◆ WHAT YOU WILL DO ◆
Copy down every line where the string "this" shows up.

□ □ □ □

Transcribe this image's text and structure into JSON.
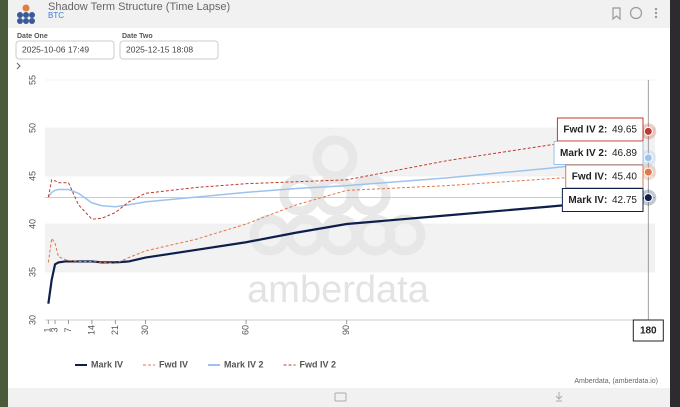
{
  "header": {
    "title": "Shadow Term Structure (Time Lapse)",
    "subtitle": "BTC"
  },
  "controls": {
    "date_one_label": "Date One",
    "date_one": "2025-10-06 17:49",
    "date_two_label": "Date Two",
    "date_two": "2025-12-15 18:08"
  },
  "chart_data": {
    "type": "line",
    "x": [
      1,
      2,
      3,
      4,
      6,
      7,
      10,
      14,
      17,
      21,
      25,
      30,
      45,
      60,
      75,
      90,
      120,
      150,
      180
    ],
    "series": [
      {
        "name": "Mark IV",
        "color": "#0f1f4b",
        "style": "solid",
        "values": [
          31.7,
          34.2,
          35.8,
          36.0,
          36.1,
          36.1,
          36.1,
          36.1,
          36.0,
          36.0,
          36.1,
          36.5,
          37.3,
          38.1,
          39.1,
          40.0,
          40.9,
          41.8,
          42.75
        ]
      },
      {
        "name": "Fwd IV",
        "color": "#e0784a",
        "style": "dashed",
        "values": [
          36.0,
          38.5,
          38.0,
          36.6,
          36.3,
          36.2,
          36.1,
          36.1,
          36.0,
          35.9,
          36.5,
          37.2,
          38.4,
          40.0,
          42.0,
          43.5,
          44.0,
          44.7,
          45.4
        ]
      },
      {
        "name": "Mark IV 2",
        "color": "#9cc3ef",
        "style": "solid",
        "values": [
          42.8,
          43.3,
          43.5,
          43.6,
          43.6,
          43.6,
          43.2,
          42.2,
          41.9,
          41.8,
          42.0,
          42.3,
          42.8,
          43.3,
          43.7,
          44.0,
          44.8,
          45.8,
          46.89
        ]
      },
      {
        "name": "Fwd IV 2",
        "color": "#c0392b",
        "style": "dashed",
        "values": [
          42.8,
          44.6,
          44.5,
          44.3,
          44.3,
          44.3,
          42.0,
          40.5,
          40.6,
          41.2,
          42.3,
          43.2,
          43.8,
          44.2,
          44.4,
          44.6,
          46.6,
          48.2,
          49.65
        ]
      }
    ],
    "xlim": [
      0,
      182
    ],
    "xticks": [
      1,
      3,
      7,
      14,
      21,
      30,
      60,
      90
    ],
    "ylim": [
      30,
      55
    ],
    "yticks": [
      30,
      35,
      40,
      45,
      50,
      55
    ],
    "bands": true,
    "tooltip": {
      "x": 180,
      "entries": [
        {
          "name": "Fwd IV 2",
          "value": 49.65,
          "value_label": "49.65",
          "color": "#c0392b"
        },
        {
          "name": "Mark IV 2",
          "value": 46.89,
          "value_label": "46.89",
          "color": "#9cc3ef"
        },
        {
          "name": "Fwd IV",
          "value": 45.4,
          "value_label": "45.40",
          "color": "#e0784a"
        },
        {
          "name": "Mark IV",
          "value": 42.75,
          "value_label": "42.75",
          "color": "#0f1f4b"
        }
      ]
    },
    "watermark": "amberdata",
    "credit": "Amberdata, (amberdata.io)"
  }
}
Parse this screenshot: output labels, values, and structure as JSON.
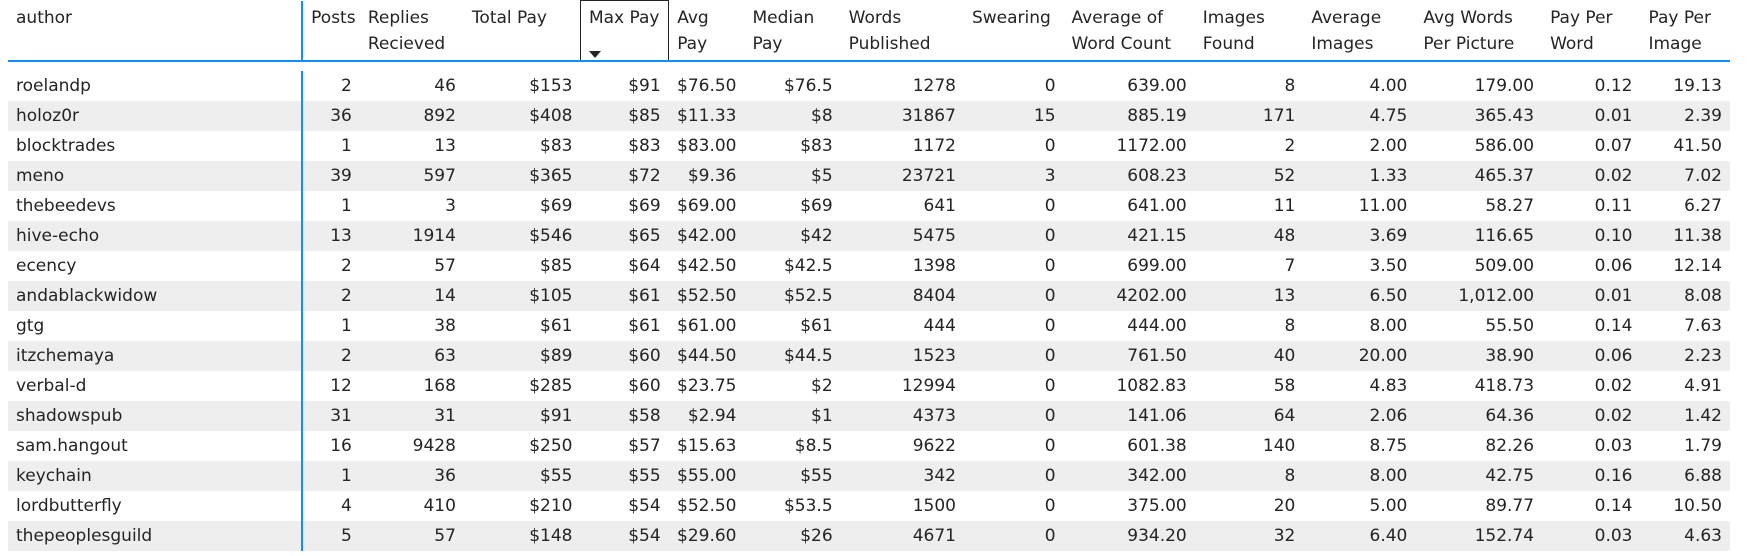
{
  "table": {
    "columns": [
      {
        "key": "author",
        "label": "author"
      },
      {
        "key": "posts",
        "label": "Posts"
      },
      {
        "key": "replies",
        "label": "Replies Recieved"
      },
      {
        "key": "total_pay",
        "label": "Total Pay"
      },
      {
        "key": "max_pay",
        "label": "Max Pay"
      },
      {
        "key": "avg_pay",
        "label": "Avg Pay"
      },
      {
        "key": "median_pay",
        "label": "Median Pay"
      },
      {
        "key": "words",
        "label": "Words Published"
      },
      {
        "key": "swearing",
        "label": "Swearing"
      },
      {
        "key": "avg_word_count",
        "label": "Average of Word Count"
      },
      {
        "key": "images_found",
        "label": "Images Found"
      },
      {
        "key": "avg_images",
        "label": "Average Images"
      },
      {
        "key": "avg_words_per_picture",
        "label": "Avg Words Per Picture"
      },
      {
        "key": "pay_per_word",
        "label": "Pay Per Word"
      },
      {
        "key": "pay_per_image",
        "label": "Pay Per Image"
      }
    ],
    "sorted_column": "max_pay",
    "sort_direction": "descending",
    "rows": [
      [
        "roelandp",
        "2",
        "46",
        "$153",
        "$91",
        "$76.50",
        "$76.5",
        "1278",
        "0",
        "639.00",
        "8",
        "4.00",
        "179.00",
        "0.12",
        "19.13"
      ],
      [
        "holoz0r",
        "36",
        "892",
        "$408",
        "$85",
        "$11.33",
        "$8",
        "31867",
        "15",
        "885.19",
        "171",
        "4.75",
        "365.43",
        "0.01",
        "2.39"
      ],
      [
        "blocktrades",
        "1",
        "13",
        "$83",
        "$83",
        "$83.00",
        "$83",
        "1172",
        "0",
        "1172.00",
        "2",
        "2.00",
        "586.00",
        "0.07",
        "41.50"
      ],
      [
        "meno",
        "39",
        "597",
        "$365",
        "$72",
        "$9.36",
        "$5",
        "23721",
        "3",
        "608.23",
        "52",
        "1.33",
        "465.37",
        "0.02",
        "7.02"
      ],
      [
        "thebeedevs",
        "1",
        "3",
        "$69",
        "$69",
        "$69.00",
        "$69",
        "641",
        "0",
        "641.00",
        "11",
        "11.00",
        "58.27",
        "0.11",
        "6.27"
      ],
      [
        "hive-echo",
        "13",
        "1914",
        "$546",
        "$65",
        "$42.00",
        "$42",
        "5475",
        "0",
        "421.15",
        "48",
        "3.69",
        "116.65",
        "0.10",
        "11.38"
      ],
      [
        "ecency",
        "2",
        "57",
        "$85",
        "$64",
        "$42.50",
        "$42.5",
        "1398",
        "0",
        "699.00",
        "7",
        "3.50",
        "509.00",
        "0.06",
        "12.14"
      ],
      [
        "andablackwidow",
        "2",
        "14",
        "$105",
        "$61",
        "$52.50",
        "$52.5",
        "8404",
        "0",
        "4202.00",
        "13",
        "6.50",
        "1,012.00",
        "0.01",
        "8.08"
      ],
      [
        "gtg",
        "1",
        "38",
        "$61",
        "$61",
        "$61.00",
        "$61",
        "444",
        "0",
        "444.00",
        "8",
        "8.00",
        "55.50",
        "0.14",
        "7.63"
      ],
      [
        "itzchemaya",
        "2",
        "63",
        "$89",
        "$60",
        "$44.50",
        "$44.5",
        "1523",
        "0",
        "761.50",
        "40",
        "20.00",
        "38.90",
        "0.06",
        "2.23"
      ],
      [
        "verbal-d",
        "12",
        "168",
        "$285",
        "$60",
        "$23.75",
        "$2",
        "12994",
        "0",
        "1082.83",
        "58",
        "4.83",
        "418.73",
        "0.02",
        "4.91"
      ],
      [
        "shadowspub",
        "31",
        "31",
        "$91",
        "$58",
        "$2.94",
        "$1",
        "4373",
        "0",
        "141.06",
        "64",
        "2.06",
        "64.36",
        "0.02",
        "1.42"
      ],
      [
        "sam.hangout",
        "16",
        "9428",
        "$250",
        "$57",
        "$15.63",
        "$8.5",
        "9622",
        "0",
        "601.38",
        "140",
        "8.75",
        "82.26",
        "0.03",
        "1.79"
      ],
      [
        "keychain",
        "1",
        "36",
        "$55",
        "$55",
        "$55.00",
        "$55",
        "342",
        "0",
        "342.00",
        "8",
        "8.00",
        "42.75",
        "0.16",
        "6.88"
      ],
      [
        "lordbutterfly",
        "4",
        "410",
        "$210",
        "$54",
        "$52.50",
        "$53.5",
        "1500",
        "0",
        "375.00",
        "20",
        "5.00",
        "89.77",
        "0.14",
        "10.50"
      ],
      [
        "thepeoplesguild",
        "5",
        "57",
        "$148",
        "$54",
        "$29.60",
        "$26",
        "4671",
        "0",
        "934.20",
        "32",
        "6.40",
        "152.74",
        "0.03",
        "4.63"
      ]
    ]
  }
}
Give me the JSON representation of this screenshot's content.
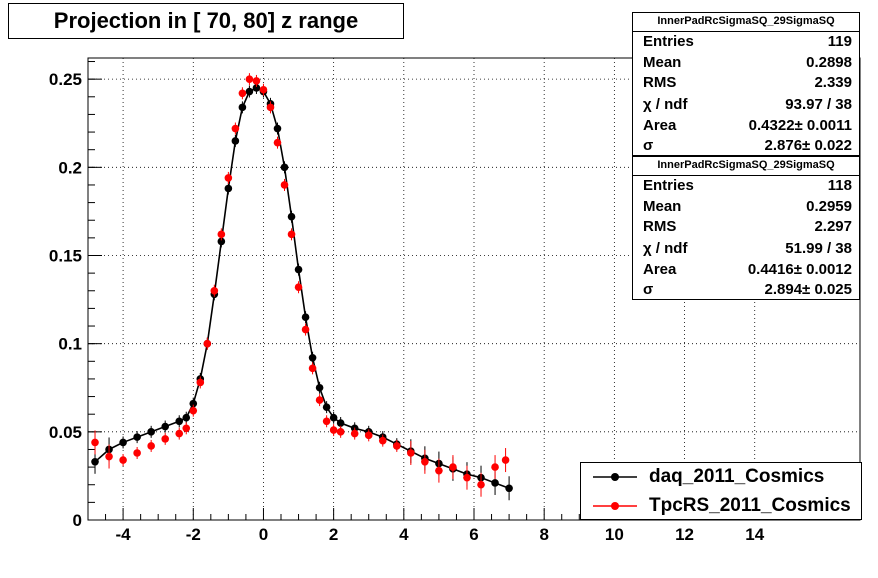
{
  "title": "Projection in [  70,  80] z range",
  "stats": [
    {
      "name": "InnerPadRcSigmaSQ_29SigmaSQ",
      "rows": [
        {
          "label": "Entries",
          "value": "119"
        },
        {
          "label": "Mean",
          "value": "0.2898"
        },
        {
          "label": "RMS",
          "value": "2.339"
        },
        {
          "label": "χ  / ndf",
          "value": "93.97 / 38"
        },
        {
          "label": "Area",
          "value": "0.4322± 0.0011"
        },
        {
          "label": "σ",
          "value": "2.876± 0.022"
        }
      ]
    },
    {
      "name": "InnerPadRcSigmaSQ_29SigmaSQ",
      "rows": [
        {
          "label": "Entries",
          "value": "118"
        },
        {
          "label": "Mean",
          "value": "0.2959"
        },
        {
          "label": "RMS",
          "value": "2.297"
        },
        {
          "label": "χ  / ndf",
          "value": "51.99 / 38"
        },
        {
          "label": "Area",
          "value": "0.4416± 0.0012"
        },
        {
          "label": "σ",
          "value": "2.894± 0.025"
        }
      ]
    }
  ],
  "chart_data": {
    "type": "scatter",
    "xlim": [
      -5,
      17
    ],
    "ylim": [
      0,
      0.262
    ],
    "grid": true,
    "legend_position": "bottom-right",
    "x_ticks": [
      "-4",
      "-2",
      "0",
      "2",
      "4",
      "6",
      "8",
      "10",
      "12",
      "14"
    ],
    "x_tick_values": [
      -4,
      -2,
      0,
      2,
      4,
      6,
      8,
      10,
      12,
      14
    ],
    "y_ticks": [
      "0",
      "0.05",
      "0.1",
      "0.15",
      "0.2",
      "0.25"
    ],
    "y_tick_values": [
      0,
      0.05,
      0.1,
      0.15,
      0.2,
      0.25
    ],
    "series": [
      {
        "name": "daq_2011_Cosmics",
        "color": "#000000",
        "x": [
          -4.8,
          -4.4,
          -4.0,
          -3.6,
          -3.2,
          -2.8,
          -2.4,
          -2.2,
          -2.0,
          -1.8,
          -1.6,
          -1.4,
          -1.2,
          -1.0,
          -0.8,
          -0.6,
          -0.4,
          -0.2,
          0.0,
          0.2,
          0.4,
          0.6,
          0.8,
          1.0,
          1.2,
          1.4,
          1.6,
          1.8,
          2.0,
          2.2,
          2.6,
          3.0,
          3.4,
          3.8,
          4.2,
          4.6,
          5.0,
          5.4,
          5.8,
          6.2,
          6.6,
          7.0
        ],
        "y": [
          0.033,
          0.04,
          0.044,
          0.047,
          0.05,
          0.053,
          0.056,
          0.058,
          0.066,
          0.08,
          0.1,
          0.128,
          0.158,
          0.188,
          0.215,
          0.234,
          0.243,
          0.245,
          0.243,
          0.236,
          0.222,
          0.2,
          0.172,
          0.142,
          0.115,
          0.092,
          0.075,
          0.064,
          0.058,
          0.055,
          0.052,
          0.05,
          0.047,
          0.043,
          0.039,
          0.035,
          0.032,
          0.029,
          0.026,
          0.024,
          0.021,
          0.018
        ]
      },
      {
        "name": "TpcRS_2011_Cosmics",
        "color": "#ff0000",
        "x": [
          -4.8,
          -4.4,
          -4.0,
          -3.6,
          -3.2,
          -2.8,
          -2.4,
          -2.2,
          -2.0,
          -1.8,
          -1.6,
          -1.4,
          -1.2,
          -1.0,
          -0.8,
          -0.6,
          -0.4,
          -0.2,
          0.0,
          0.2,
          0.4,
          0.6,
          0.8,
          1.0,
          1.2,
          1.4,
          1.6,
          1.8,
          2.0,
          2.2,
          2.6,
          3.0,
          3.4,
          3.8,
          4.2,
          4.6,
          5.0,
          5.4,
          5.8,
          6.2,
          6.6,
          6.9
        ],
        "y": [
          0.044,
          0.036,
          0.034,
          0.038,
          0.042,
          0.046,
          0.049,
          0.052,
          0.062,
          0.078,
          0.1,
          0.13,
          0.162,
          0.194,
          0.222,
          0.242,
          0.25,
          0.249,
          0.244,
          0.234,
          0.214,
          0.19,
          0.162,
          0.132,
          0.108,
          0.086,
          0.068,
          0.056,
          0.051,
          0.05,
          0.049,
          0.048,
          0.045,
          0.042,
          0.038,
          0.033,
          0.028,
          0.03,
          0.024,
          0.02,
          0.03,
          0.034
        ]
      }
    ]
  }
}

□ □ □ □

◆ EXPECTED OUTPUT ◆
Transcribe this image's text and structure into JSON.
Parse this screenshot: output labels, values, and structure as JSON.
Give me the JSON representation of this screenshot's content.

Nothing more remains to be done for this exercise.